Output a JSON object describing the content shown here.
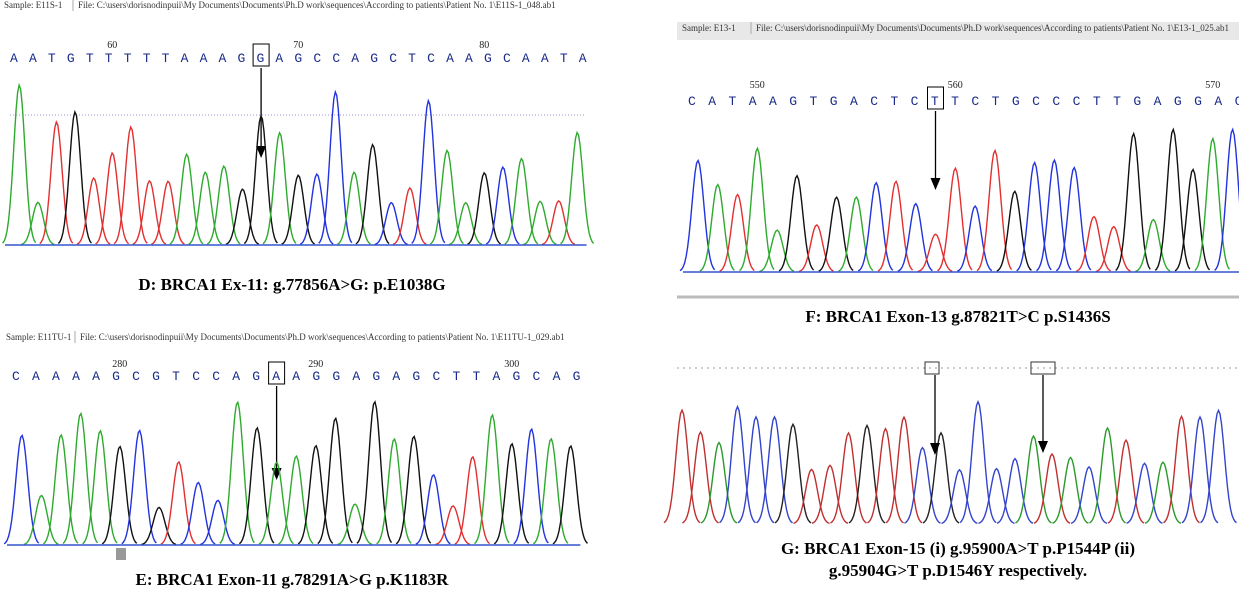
{
  "panels": [
    {
      "sample": "Sample: E11S-1",
      "file": "File: C:\\users\\dorisnodinpuii\\My Documents\\Documents\\Ph.D work\\sequences\\According to patients\\Patient No. 1\\E11S-1_048.ab1",
      "bases": "AATGTTTTTAAAGGAGCCAGCTCAAGCAATA",
      "positions": [
        60,
        70,
        80
      ],
      "caption": "D: BRCA1 Ex-11: g.77856A>G: p.E1038G"
    },
    {
      "sample": "Sample: E11TU-1",
      "file": "File: C:\\users\\dorisnodinpuii\\My Documents\\Documents\\Ph.D work\\sequences\\According to patients\\Patient No. 1\\E11TU-1_029.ab1",
      "bases": "CAAAAGCGTCCAGAAGGAGAGCTTAGCAG",
      "positions": [
        280,
        290,
        300
      ],
      "caption": "E: BRCA1 Exon-11 g.78291A>G p.K1183R"
    },
    {
      "sample": "Sample: E13-1",
      "file": "File: C:\\users\\dorisnodinpuii\\My Documents\\Documents\\Ph.D work\\sequences\\According to patients\\Patient No. 1\\E13-1_025.ab1",
      "bases": "CATAAGTGACTCTTCTGCCCTTGAGGAC",
      "positions": [
        550,
        560,
        570
      ],
      "caption": "F: BRCA1 Exon-13 g.87821T>C  p.S1436S"
    },
    {
      "caption_lines": [
        "G: BRCA1 Exon-15 (i) g.95900A>T p.P1544P (ii)",
        "g.95904G>T p.D1546Y respectively."
      ]
    }
  ]
}
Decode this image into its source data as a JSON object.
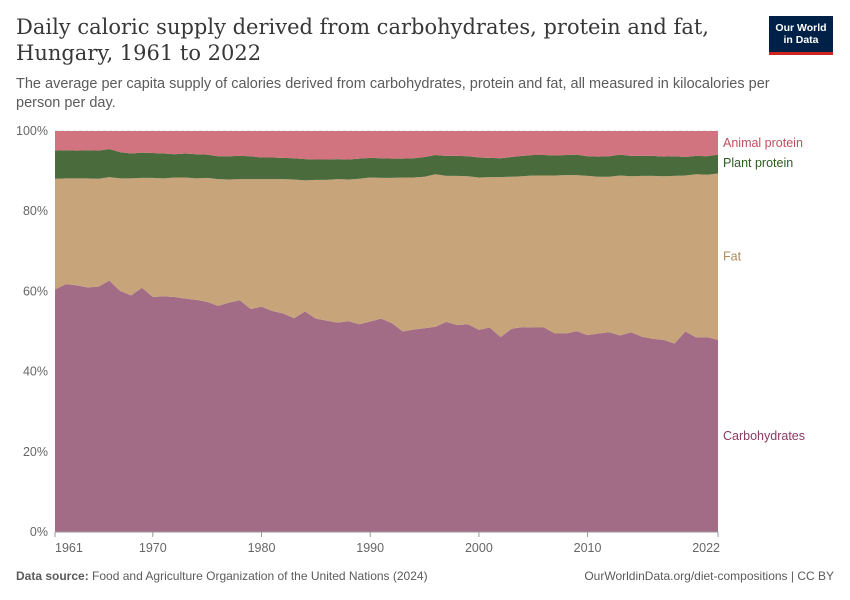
{
  "header": {
    "title": "Daily caloric supply derived from carbohydrates, protein and fat, Hungary, 1961 to 2022",
    "subtitle": "The average per capita supply of calories derived from carbohydrates, protein and fat, all measured in kilocalories per person per day.",
    "logo_line1": "Our World",
    "logo_line2": "in Data"
  },
  "footer": {
    "source_label": "Data source:",
    "source_text": "Food and Agriculture Organization of the United Nations (2024)",
    "url": "OurWorldinData.org/diet-compositions | CC BY"
  },
  "colors": {
    "Carbohydrates": "#a26b86",
    "Fat": "#c8a47a",
    "Plant protein": "#4a6b3c",
    "Animal protein": "#d1747f",
    "label_Carbohydrates": "#8b3a62",
    "label_Fat": "#b08a5a",
    "label_Plant protein": "#2c5b1f",
    "label_Animal protein": "#c04e5e"
  },
  "chart_data": {
    "type": "area",
    "stacked": true,
    "normalized": true,
    "x": [
      1961,
      1962,
      1963,
      1964,
      1965,
      1966,
      1967,
      1968,
      1969,
      1970,
      1971,
      1972,
      1973,
      1974,
      1975,
      1976,
      1977,
      1978,
      1979,
      1980,
      1981,
      1982,
      1983,
      1984,
      1985,
      1986,
      1987,
      1988,
      1989,
      1990,
      1991,
      1992,
      1993,
      1994,
      1995,
      1996,
      1997,
      1998,
      1999,
      2000,
      2001,
      2002,
      2003,
      2004,
      2005,
      2006,
      2007,
      2008,
      2009,
      2010,
      2011,
      2012,
      2013,
      2014,
      2015,
      2016,
      2017,
      2018,
      2019,
      2020,
      2021,
      2022
    ],
    "series": [
      {
        "name": "Carbohydrates",
        "values": [
          60.5,
          61.8,
          61.5,
          61.0,
          61.2,
          62.7,
          60.1,
          59.0,
          60.9,
          58.6,
          58.8,
          58.6,
          58.2,
          57.9,
          57.4,
          56.4,
          57.2,
          57.8,
          55.6,
          56.2,
          55.1,
          54.5,
          53.3,
          55.0,
          53.2,
          52.7,
          52.2,
          52.6,
          51.8,
          52.5,
          53.2,
          52.1,
          50.0,
          50.5,
          50.8,
          51.2,
          52.4,
          51.6,
          51.8,
          50.4,
          51.0,
          48.6,
          50.7,
          51.1,
          51.0,
          51.0,
          49.5,
          49.5,
          50.1,
          49.1,
          49.5,
          49.8,
          49.0,
          49.8,
          48.7,
          48.2,
          47.9,
          47.0,
          50.0,
          48.5,
          48.6,
          47.9
        ]
      },
      {
        "name": "Fat",
        "values": [
          27.6,
          26.4,
          26.7,
          27.2,
          26.9,
          25.8,
          28.1,
          29.2,
          27.4,
          29.7,
          29.4,
          29.8,
          30.2,
          30.3,
          30.9,
          31.6,
          30.7,
          30.2,
          32.4,
          31.8,
          32.9,
          33.5,
          34.6,
          32.7,
          34.6,
          35.1,
          35.8,
          35.3,
          36.3,
          35.9,
          35.1,
          36.2,
          38.4,
          37.9,
          37.8,
          38.0,
          36.4,
          37.2,
          36.9,
          38.0,
          37.5,
          39.9,
          37.9,
          37.6,
          37.9,
          37.9,
          39.4,
          39.5,
          38.9,
          39.7,
          39.1,
          38.8,
          39.9,
          38.9,
          40.1,
          40.6,
          40.8,
          41.8,
          38.9,
          40.7,
          40.5,
          41.5
        ]
      },
      {
        "name": "Plant protein",
        "values": [
          7.0,
          7.0,
          6.9,
          7.0,
          7.0,
          7.0,
          6.5,
          6.2,
          6.3,
          6.2,
          6.2,
          5.8,
          6.0,
          6.0,
          5.8,
          5.7,
          5.8,
          5.8,
          5.7,
          5.4,
          5.4,
          5.3,
          5.3,
          5.3,
          5.1,
          5.1,
          5.0,
          5.0,
          5.0,
          4.9,
          4.9,
          4.8,
          4.7,
          4.8,
          4.9,
          4.8,
          5.0,
          5.0,
          5.0,
          5.0,
          4.8,
          4.7,
          4.9,
          5.1,
          5.1,
          5.1,
          5.0,
          5.0,
          5.1,
          4.9,
          5.0,
          5.1,
          5.2,
          5.1,
          5.0,
          5.0,
          4.9,
          4.9,
          4.6,
          4.6,
          4.6,
          4.7
        ]
      },
      {
        "name": "Animal protein",
        "values": [
          4.9,
          4.8,
          4.9,
          4.8,
          4.9,
          4.5,
          5.3,
          5.6,
          5.4,
          5.5,
          5.6,
          5.8,
          5.6,
          5.8,
          5.9,
          6.3,
          6.3,
          6.2,
          6.3,
          6.6,
          6.6,
          6.7,
          6.8,
          7.0,
          7.1,
          7.1,
          7.0,
          7.1,
          6.9,
          6.7,
          6.8,
          6.9,
          6.9,
          6.8,
          6.5,
          6.0,
          6.2,
          6.2,
          6.3,
          6.6,
          6.7,
          6.8,
          6.5,
          6.2,
          6.0,
          6.0,
          6.1,
          6.0,
          5.9,
          6.3,
          6.4,
          6.3,
          5.9,
          6.2,
          6.2,
          6.2,
          6.4,
          6.3,
          6.5,
          6.2,
          6.3,
          5.9
        ]
      }
    ],
    "y_range": [
      0,
      100
    ],
    "y_ticks": [
      "0%",
      "20%",
      "40%",
      "60%",
      "80%",
      "100%"
    ],
    "x_ticks": [
      "1961",
      "1970",
      "1980",
      "1990",
      "2000",
      "2010",
      "2022"
    ],
    "legend_position": "right",
    "grid": "horizontal dotted"
  }
}
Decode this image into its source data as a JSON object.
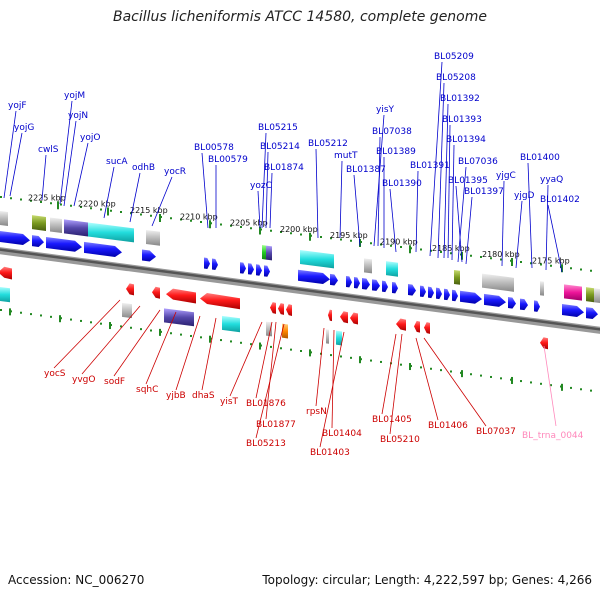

□ □ □ □ □

### The problem
Restate every line above exactly, omitting images.

### Answer for the task
Output a JSON object describing the content shown here.
{
  "panels": [
    {
      "sample": "Sample: E11S-1",
      "file": "File: C:\\users\\dorisnodinpuii\\My Documents\\Documents\\Ph.D work\\sequences\\According to patients\\Patient No. 1\\E11S-1_048.ab1",
      "bases": "AATGTTTTTAAAGGAGCCAGCTCAAGCAATA",
      "positions": [
        60,
        70,
        80
      ],
      "caption": "D: BRCA1 Ex-11: g.77856A>G: p.E1038G"
    },
    {
      "sample": "Sample: E11TU-1",
      "file": "File: C:\\users\\dorisnodinpuii\\My Documents\\Documents\\Ph.D work\\sequences\\According to patients\\Patient No. 1\\E11TU-1_029.ab1",
      "bases": "CAAAAGCGTCCAGAAGGAGAGCTTAGCAG",
      "positions": [
        280,
        290,
        300
      ],
      "caption": "E: BRCA1 Exon-11 g.78291A>G p.K1183R"
    },
    {
      "sample": "Sample: E13-1",
      "file": "File: C:\\users\\dorisnodinpuii\\My Documents\\Documents\\Ph.D work\\sequences\\According to patients\\Patient No. 1\\E13-1_025.ab1",
      "bases": "CATAAGTGACTCTTCTGCCCTTGAGGAC",
      "positions": [
        550,
        560,
        570
      ],
      "caption": "F: BRCA1 Exon-13 g.87821T>C  p.S1436S"
    },
    {
      "caption_lines": [
        "G: BRCA1 Exon-15 (i) g.95900A>T p.P1544P (ii)",
        "g.95904G>T p.D1546Y respectively."
      ]
    }
  ]
}
Decode this image into its source data as a JSON object.
{
  "header": {
    "title": "Daily caloric supply derived from carbohydrates, protein and fat, Hungary, 1961 to 2022",
    "subtitle": "The average per capita supply of calories derived from carbohydrates, protein and fat, all measured in kilocalories per person per day.",
    "logo_line1": "Our World",
    "logo_line2": "in Data"
  },
  "footer": {
    "source_label": "Data source:",
    "source_text": "Food and Agriculture Organization of the United Nations (2024)",
    "url": "OurWorldinData.org/diet-compositions | CC BY"
  },
  "colors": {
    "Carbohydrates": "#a26b86",
    "Fat": "#c8a47a",
    "Plant protein": "#4a6b3c",
    "Animal protein": "#d1747f",
    "label_Carbohydrates": "#8b3a62",
    "label_Fat": "#b08a5a",
    "label_Plant protein": "#2c5b1f",
    "label_Animal protein": "#c04e5e"
  },
  "chart_data": {
    "type": "area",
    "stacked": true,
    "normalized": true,
    "x": [
      1961,
      1962,
      1963,
      1964,
      1965,
      1966,
      1967,
      1968,
      1969,
      1970,
      1971,
      1972,
      1973,
      1974,
      1975,
      1976,
      1977,
      1978,
      1979,
      1980,
      1981,
      1982,
      1983,
      1984,
      1985,
      1986,
      1987,
      1988,
      1989,
      1990,
      1991,
      1992,
      1993,
      1994,
      1995,
      1996,
      1997,
      1998,
      1999,
      2000,
      2001,
      2002,
      2003,
      2004,
      2005,
      2006,
      2007,
      2008,
      2009,
      2010,
      2011,
      2012,
      2013,
      2014,
      2015,
      2016,
      2017,
      2018,
      2019,
      2020,
      2021,
      2022
    ],
    "series": [
      {
        "name": "Carbohydrates",
        "values": [
          60.5,
          61.8,
          61.5,
          61.0,
          61.2,
          62.7,
          60.1,
          59.0,
          60.9,
          58.6,
          58.8,
          58.6,
          58.2,
          57.9,
          57.4,
          56.4,
          57.2,
          57.8,
          55.6,
          56.2,
          55.1,
          54.5,
          53.3,
          55.0,
          53.2,
          52.7,
          52.2,
          52.6,
          51.8,
          52.5,
          53.2,
          52.1,
          50.0,
          50.5,
          50.8,
          51.2,
          52.4,
          51.6,
          51.8,
          50.4,
          51.0,
          48.6,
          50.7,
          51.1,
          51.0,
          51.0,
          49.5,
          49.5,
          50.1,
          49.1,
          49.5,
          49.8,
          49.0,
          49.8,
          48.7,
          48.2,
          47.9,
          47.0,
          50.0,
          48.5,
          48.6,
          47.9
        ]
      },
      {
        "name": "Fat",
        "values": [
          27.6,
          26.4,
          26.7,
          27.2,
          26.9,
          25.8,
          28.1,
          29.2,
          27.4,
          29.7,
          29.4,
          29.8,
          30.2,
          30.3,
          30.9,
          31.6,
          30.7,
          30.2,
          32.4,
          31.8,
          32.9,
          33.5,
          34.6,
          32.7,
          34.6,
          35.1,
          35.8,
          35.3,
          36.3,
          35.9,
          35.1,
          36.2,
          38.4,
          37.9,
          37.8,
          38.0,
          36.4,
          37.2,
          36.9,
          38.0,
          37.5,
          39.9,
          37.9,
          37.6,
          37.9,
          37.9,
          39.4,
          39.5,
          38.9,
          39.7,
          39.1,
          38.8,
          39.9,
          38.9,
          40.1,
          40.6,
          40.8,
          41.8,
          38.9,
          40.7,
          40.5,
          41.5
        ]
      },
      {
        "name": "Plant protein",
        "values": [
          7.0,
          7.0,
          6.9,
          7.0,
          7.0,
          7.0,
          6.5,
          6.2,
          6.3,
          6.2,
          6.2,
          5.8,
          6.0,
          6.0,
          5.8,
          5.7,
          5.8,
          5.8,
          5.7,
          5.4,
          5.4,
          5.3,
          5.3,
          5.3,
          5.1,
          5.1,
          5.0,
          5.0,
          5.0,
          4.9,
          4.9,
          4.8,
          4.7,
          4.8,
          4.9,
          4.8,
          5.0,
          5.0,
          5.0,
          5.0,
          4.8,
          4.7,
          4.9,
          5.1,
          5.1,
          5.1,
          5.0,
          5.0,
          5.1,
          4.9,
          5.0,
          5.1,
          5.2,
          5.1,
          5.0,
          5.0,
          4.9,
          4.9,
          4.6,
          4.6,
          4.6,
          4.7
        ]
      },
      {
        "name": "Animal protein",
        "values": [
          4.9,
          4.8,
          4.9,
          4.8,
          4.9,
          4.5,
          5.3,
          5.6,
          5.4,
          5.5,
          5.6,
          5.8,
          5.6,
          5.8,
          5.9,
          6.3,
          6.3,
          6.2,
          6.3,
          6.6,
          6.6,
          6.7,
          6.8,
          7.0,
          7.1,
          7.1,
          7.0,
          7.1,
          6.9,
          6.7,
          6.8,
          6.9,
          6.9,
          6.8,
          6.5,
          6.0,
          6.2,
          6.2,
          6.3,
          6.6,
          6.7,
          6.8,
          6.5,
          6.2,
          6.0,
          6.0,
          6.1,
          6.0,
          5.9,
          6.3,
          6.4,
          6.3,
          5.9,
          6.2,
          6.2,
          6.2,
          6.4,
          6.3,
          6.5,
          6.2,
          6.3,
          5.9
        ]
      }
    ],
    "y_range": [
      0,
      100
    ],
    "y_ticks": [
      "0%",
      "20%",
      "40%",
      "60%",
      "80%",
      "100%"
    ],
    "x_ticks": [
      "1961",
      "1970",
      "1980",
      "1990",
      "2000",
      "2010",
      "2022"
    ],
    "legend_position": "right",
    "grid": "horizontal dotted"
  }
}
Decode this image into its source data as a JSON object.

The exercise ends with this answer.